- **SELECTED PASSAGE**
====================
David G Schaeffer, James B. Duke Professor of Mathematics

Office Location:	132B Physics
Office Phone:	(919) 660-2814
Email Address:
Web Page:	http://www.math.duke.edu/~dgs

Teaching (Fall 2012):

• MATH 555.01, ORDINARY DIFF EQUATIONS Synopsis

  Physics 227, TuTh 03:05 PM-04:20 PM

Education:

B.S., Physics, University of Illinois, 1963 Ph.D., Mathematics, MIT, 1968

Specialties:

Applied Math

Research Interests: Applied Mathematics, especially Partial Differential Equations

Granular flow is the major focus of my research, and this is what I describe in the first part of this page. In the second part, I discuss a course I began teaching in 1996 that has expanded my research horizons.

Part I: Granular flow

Besides finding granular-flow problems fascinating, I am interested in them because of their practical importance. Manufacturing industries must handle heaps (literally) of raw materials in granular form, and difficulties in handling them are very expensive. There are also important geophysical applications involving granular flow: e.g., avalanches, earthquakes, beach erosion, etc. (Incidentally, [B97] and [JNB96] in the references contain surveys of experiments in granular flow.)

Ill-posed partial differential equations are one of the mathematical challenges which arise in granular flow. (Although it is more than a decade old, I still have occasion to refer to my original demonstration of this behavior, item [S87] in the references.) Physically, ill-posedness appears at the point when sheared material cracks and then breaks into separate pieces which move independently: in technical terms, when a shear band forms. A model problem exhibiting this behavior was developed in [S92] in the references.
====================
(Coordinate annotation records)
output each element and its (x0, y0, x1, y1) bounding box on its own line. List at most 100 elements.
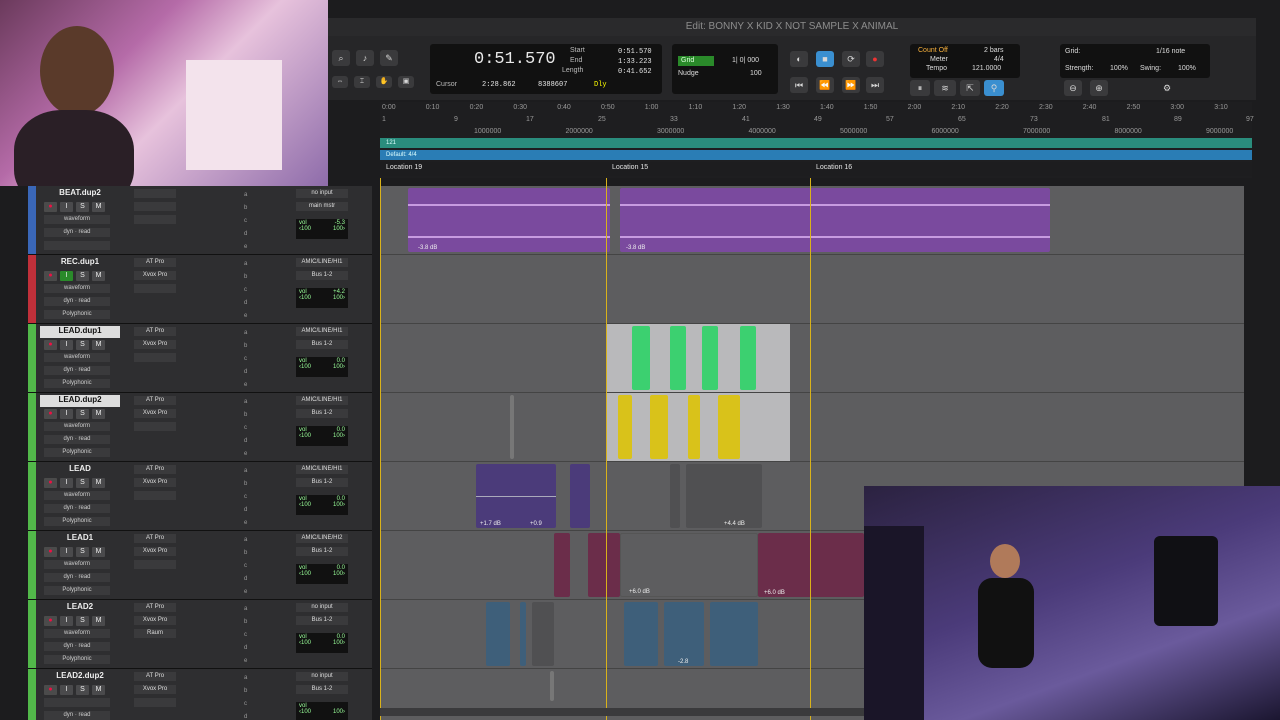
count-off-label[interactable]: Count Off (918, 47, 948, 54)
input-monitor-button[interactable]: I (60, 340, 73, 350)
send-b[interactable]: b (244, 688, 247, 694)
send-c[interactable]: c (244, 218, 247, 224)
send-b[interactable]: b (244, 412, 247, 418)
track-view-select[interactable] (44, 698, 110, 707)
grid-button[interactable]: Grid (678, 56, 714, 66)
send-d[interactable]: d (244, 507, 247, 513)
solo-button[interactable]: S (76, 409, 89, 419)
clip-lead-dup2-d[interactable] (718, 395, 740, 459)
grab-tool-icon[interactable]: ✋ (376, 76, 392, 88)
mute-button[interactable]: M (92, 616, 105, 626)
send-e[interactable]: e (244, 313, 247, 319)
insert-slot[interactable] (134, 491, 176, 500)
insert-slot[interactable]: AT Pro (134, 465, 176, 474)
send-a[interactable]: a (244, 675, 247, 681)
elastic-audio-mode[interactable]: Polyphonic (44, 586, 110, 595)
pan-left[interactable]: ‹100 (299, 364, 311, 370)
input-monitor-button[interactable]: I (60, 271, 73, 281)
track-name[interactable]: LEAD2.dup2 (40, 671, 120, 683)
send-e[interactable]: e (244, 244, 247, 250)
send-e[interactable]: e (244, 382, 247, 388)
input-selector[interactable]: AMIC/LINE/HI1 (296, 258, 348, 267)
mute-button[interactable]: M (92, 340, 105, 350)
volume-display[interactable]: vol 0.0 ‹100 100› (296, 564, 348, 584)
track-header[interactable]: LEAD ● I S M waveform dyn · read Polypho… (28, 462, 372, 531)
input-monitor-button[interactable]: I (60, 616, 73, 626)
solo-button[interactable]: S (76, 271, 89, 281)
link-icon[interactable]: ⚲ (984, 80, 1004, 96)
insert-slot[interactable]: Xvox Pro (134, 547, 176, 556)
clip-lead2-d[interactable] (624, 602, 658, 666)
insert-slot[interactable]: Xvox Pro (134, 271, 176, 280)
forward-icon[interactable]: ⏩ (842, 77, 860, 93)
solo-button[interactable]: S (76, 616, 89, 626)
elastic-audio-mode[interactable]: Polyphonic (44, 655, 110, 664)
volume-display[interactable]: vol 0.0 ‹100 100› (296, 357, 348, 377)
send-a[interactable]: a (244, 192, 247, 198)
clip-lead-dup1-a[interactable] (632, 326, 650, 390)
clip-lead-d[interactable]: +4.4 dB (686, 464, 762, 528)
volume-display[interactable]: vol 0.0 ‹100 100› (296, 495, 348, 515)
input-selector[interactable]: AMIC/LINE/HI1 (296, 396, 348, 405)
volume-display[interactable]: vol 0.0 ‹100 100› (296, 633, 348, 653)
lane-lead-dup2[interactable] (380, 393, 1244, 462)
track-header[interactable]: REC.dup1 ● I S M waveform dyn · read Pol… (28, 255, 372, 324)
grid-value[interactable]: 1| 0| 000 (732, 57, 759, 64)
input-monitor-button[interactable]: I (60, 685, 73, 695)
record-arm-button[interactable]: ● (44, 202, 57, 212)
send-d[interactable]: d (244, 645, 247, 651)
dly-label[interactable]: Dly (594, 81, 607, 89)
mute-button[interactable]: M (92, 271, 105, 281)
send-d[interactable]: d (244, 231, 247, 237)
send-d[interactable]: d (244, 714, 247, 720)
insert-slot[interactable]: Xvox Pro (134, 340, 176, 349)
track-name[interactable]: LEAD.dup1 (40, 326, 120, 338)
input-selector[interactable]: AMIC/LINE/HI2 (296, 534, 348, 543)
automation-mode[interactable]: dyn · read (44, 504, 110, 513)
send-c[interactable]: c (244, 425, 247, 431)
send-b[interactable]: b (244, 619, 247, 625)
clip-beat-a[interactable]: -3.8 dB (408, 188, 610, 252)
insert-slot[interactable] (134, 560, 176, 569)
clip-lead-dup2-a[interactable] (618, 395, 632, 459)
strength-value[interactable]: 100% (1110, 65, 1128, 72)
pan-right[interactable]: 100› (333, 295, 345, 301)
automation-mode[interactable]: dyn · read (44, 228, 110, 237)
send-d[interactable]: d (244, 576, 247, 582)
pan-left[interactable]: ‹100 (299, 502, 311, 508)
nudge-value[interactable]: 100 (750, 70, 762, 77)
count-off-bars[interactable]: 2 bars (984, 47, 1003, 54)
stop-icon[interactable]: ■ (816, 51, 834, 67)
clip-lead-dup2-small[interactable] (510, 395, 514, 459)
insert-slot[interactable] (134, 284, 176, 293)
speaker-icon[interactable]: ♪ (356, 50, 374, 66)
tempo-value[interactable]: 121.0000 (972, 65, 1001, 72)
track-header[interactable]: LEAD1 ● I S M waveform dyn · read Polyph… (28, 531, 372, 600)
record-arm-button[interactable]: ● (44, 685, 57, 695)
clip-lead1-d[interactable]: +6.0 dB (758, 533, 864, 597)
pan-left[interactable]: ‹100 (299, 295, 311, 301)
main-counter[interactable]: 0:51.570 Start End Length 0:51.570 1:33.… (430, 44, 662, 94)
solo-button[interactable]: S (76, 340, 89, 350)
solo-button[interactable]: S (76, 685, 89, 695)
meter-value[interactable]: 4/4 (994, 56, 1004, 63)
pan-right[interactable]: 100› (333, 502, 345, 508)
insert-slot[interactable] (134, 422, 176, 431)
online-icon[interactable]: ◐ (790, 51, 808, 67)
pan-right[interactable]: 100› (333, 709, 345, 715)
record-arm-button[interactable]: ● (44, 547, 57, 557)
input-selector[interactable]: no input (296, 672, 348, 681)
insert-slot[interactable]: AT Pro (134, 396, 176, 405)
send-c[interactable]: c (244, 287, 247, 293)
pencil-icon[interactable]: ✎ (380, 50, 398, 66)
solo-button[interactable]: S (76, 202, 89, 212)
automation-mode[interactable]: dyn · read (44, 711, 110, 720)
send-e[interactable]: e (244, 658, 247, 664)
mute-button[interactable]: M (92, 202, 105, 212)
insert-slot[interactable]: AT Pro (134, 534, 176, 543)
input-monitor-button[interactable]: I (60, 409, 73, 419)
send-c[interactable]: c (244, 701, 247, 707)
swing-value[interactable]: 100% (1178, 65, 1196, 72)
automation-mode[interactable]: dyn · read (44, 435, 110, 444)
volume-display[interactable]: vol ‹100 100› (296, 702, 348, 720)
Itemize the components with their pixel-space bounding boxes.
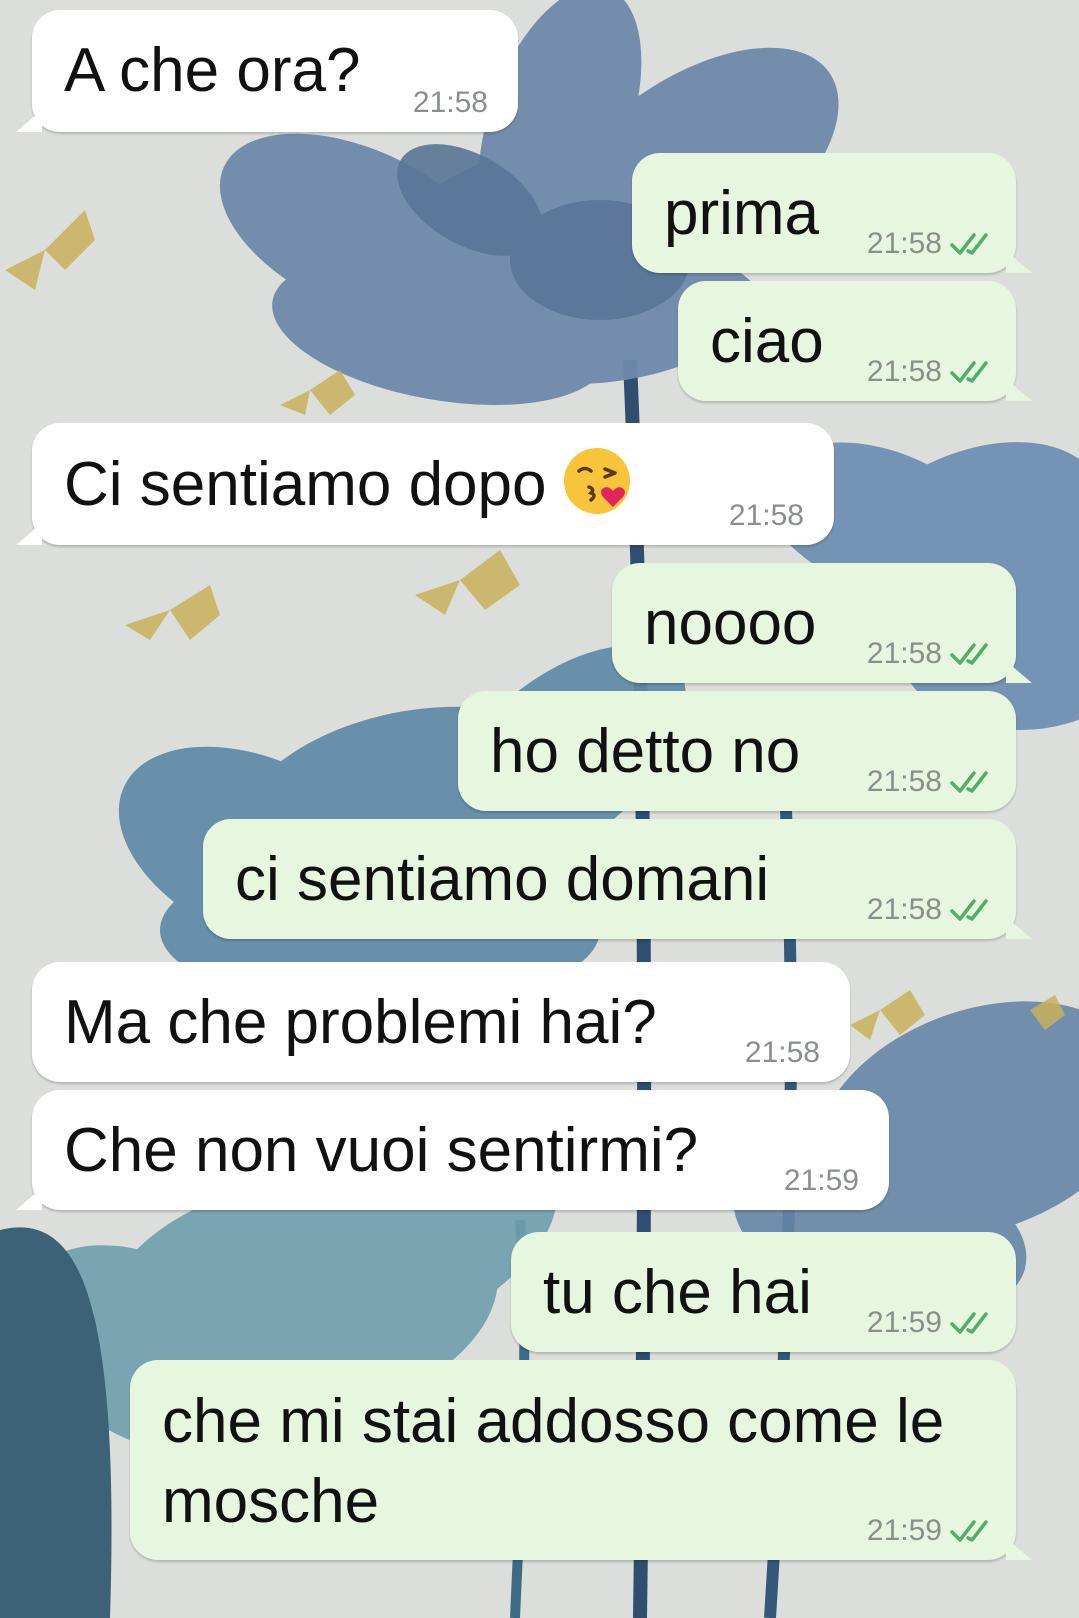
message-text: Ma che problemi hai? [64, 988, 657, 1057]
message-meta: 21:59 [784, 1164, 859, 1198]
message-time: 21:59 [783, 1164, 859, 1197]
incoming-message[interactable]: A che ora? 21:58 [16, 10, 518, 132]
read-double-check-icon [950, 643, 988, 665]
message-time: 21:58 [866, 765, 942, 798]
outgoing-message[interactable]: ciao 21:58 [678, 281, 1032, 401]
message-meta: 21:58 [745, 1036, 820, 1070]
incoming-message[interactable]: Ma che problemi hai? 21:58 [32, 962, 850, 1082]
message-text: ho detto no [490, 717, 801, 786]
message-time: 21:58 [866, 227, 942, 260]
message-text: ci sentiamo domani [235, 845, 770, 914]
outgoing-message[interactable]: tu che hai 21:59 [511, 1232, 1016, 1352]
read-double-check-icon [950, 1520, 988, 1542]
message-text: prima [664, 179, 820, 248]
message-time: 21:59 [866, 1306, 942, 1339]
incoming-message[interactable]: Ci sentiamo dopo 21:58 [16, 423, 834, 545]
message-meta: 21:59 [867, 1306, 998, 1340]
message-time: 21:58 [412, 86, 488, 119]
message-meta: 21:58 [867, 765, 998, 799]
message-time: 21:59 [866, 1514, 942, 1547]
incoming-message[interactable]: Che non vuoi sentirmi? 21:59 [16, 1090, 889, 1210]
message-time: 21:58 [744, 1036, 820, 1069]
message-text: ciao [710, 307, 824, 376]
message-meta: 21:58 [413, 86, 488, 120]
message-meta: 21:58 [729, 499, 804, 533]
face-blowing-kiss-emoji [563, 448, 630, 514]
chat-message-list[interactable]: A che ora? 21:58 prima 21:58 ciao 21:58 … [0, 0, 1079, 1618]
message-time: 21:58 [728, 499, 804, 532]
message-time: 21:58 [866, 355, 942, 388]
outgoing-message[interactable]: ho detto no 21:58 [458, 691, 1016, 811]
outgoing-message[interactable]: prima 21:58 [632, 153, 1032, 273]
read-double-check-icon [950, 1312, 988, 1334]
message-time: 21:58 [866, 637, 942, 670]
read-double-check-icon [950, 361, 988, 383]
message-text: tu che hai [543, 1258, 812, 1327]
read-double-check-icon [950, 233, 988, 255]
message-time: 21:58 [866, 893, 942, 926]
message-text: Che non vuoi sentirmi? [64, 1116, 699, 1185]
message-text: noooo [644, 589, 817, 658]
message-meta: 21:58 [867, 893, 998, 927]
message-meta: 21:58 [867, 637, 998, 671]
outgoing-message[interactable]: noooo 21:58 [612, 563, 1032, 683]
read-double-check-icon [950, 899, 988, 921]
message-text: che mi stai addosso come le mosche [162, 1387, 945, 1536]
message-meta: 21:58 [867, 227, 998, 261]
outgoing-message[interactable]: ci sentiamo domani 21:58 [203, 819, 1032, 939]
message-text: A che ora? [64, 36, 361, 105]
read-double-check-icon [950, 771, 988, 793]
message-meta: 21:59 [867, 1514, 998, 1548]
message-meta: 21:58 [867, 355, 998, 389]
message-text: Ci sentiamo dopo [64, 450, 547, 519]
outgoing-message[interactable]: che mi stai addosso come le mosche 21:59 [130, 1360, 1032, 1560]
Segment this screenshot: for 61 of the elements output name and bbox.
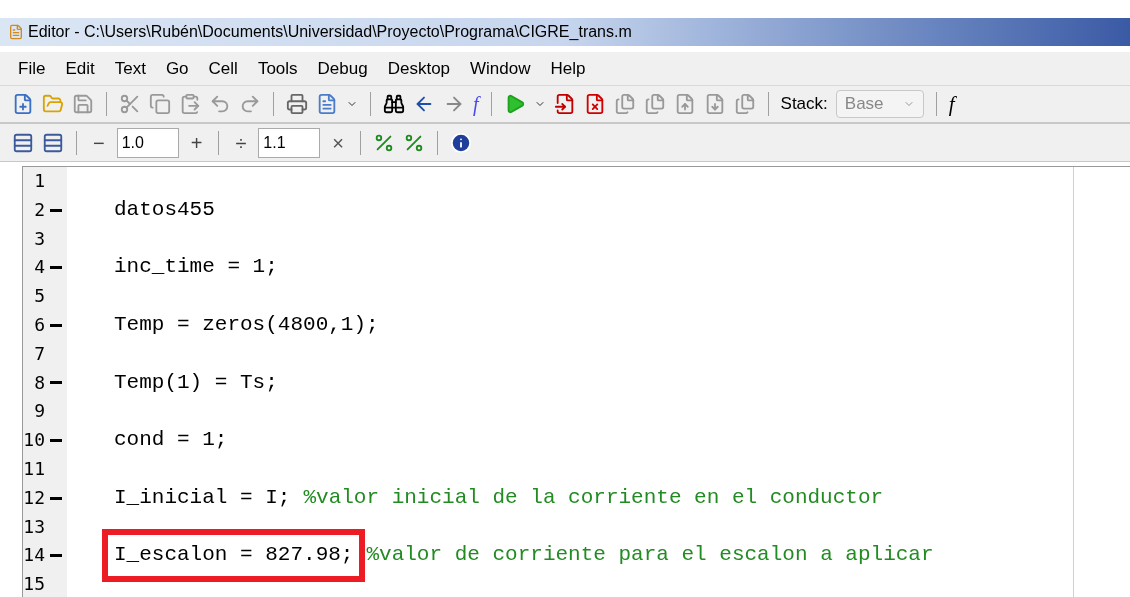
====================
- **REQUESTS**
1. Write out the research profile on granular flow from "Ill-posed partial differential" up to and including "[S92] in the references.".
2. Write what comes next in the research profile on granular flow, starting after its last sentence.

- **ANSWERS FOR THE EXERCISE**
1.
Ill-posed partial differential equations are one of the mathematical challenges which arise in granular flow. (Although it is more than a decade old, I still have occasion to refer to my original demonstration of this behavior, item [S87] in the references.) Physically, ill-posedness appears at the point when sheared material cracks and then breaks into separate pieces which move independently: in technical terms, when a shear band forms. A model problem exhibiting this behavior was developed in [S92] in the references.

2.
Currently I am struggling to understand what mathematical sense can be made of these ill-posed problems. The equations are ill-posed in a manner analogous to

u_tt = u_xx - u_yy ,

the wave equation with a space-like direction appearing as the time axis. Specifically, there is a wedge of directions with the property that any plane wave exp{i(k₁x+k₂y)} whose wave vector k belongs to this wedge suffers catastrophic amplification. (As with this example, the steady-state equations of granular flow are hyperbolic.) With a linear ill-posed problem such as above, no solution is possible unless the initial data are unrealistically smooth (analytic, to be precise). However, in the nonlinear equations describing granular flow, the wedge of ill-posed directions rotates as the solution varies, and this may control growth. Working with the model problem of [S92] in the references, we have found two tentative conclusions:
(i) Although transients are unpredictable, nevertheless at large times the solution tends to a well defined steady-state. (This is an appealing result for industry since they study only steady-state equations.)
(ii) Under some circumstances the long-term, steady-state solution appears to "ignore" some of the boundary conditions. So far we have been unable to predict this behavior reliably. In applications, it is vital to understand such issues in order to know what boundary conditions should be imposed for the (hyperbolic) steady-state equations of granular flow. I hope that the model problem will shed light on this question.

Below are annotated references to work in various other directions in granular flow. The first five items, like the work described above, relate to a continuum description of granular material; the latter two relate to discrete models for granular materials. Industry uses continuum models because they are simpler. However, a granular medium consists of many individual particles, and the separation between microscales and macroscales is incomparably smaller than in a fluid. Thus, a fundamental investigation of granular flow must include its discrete nature.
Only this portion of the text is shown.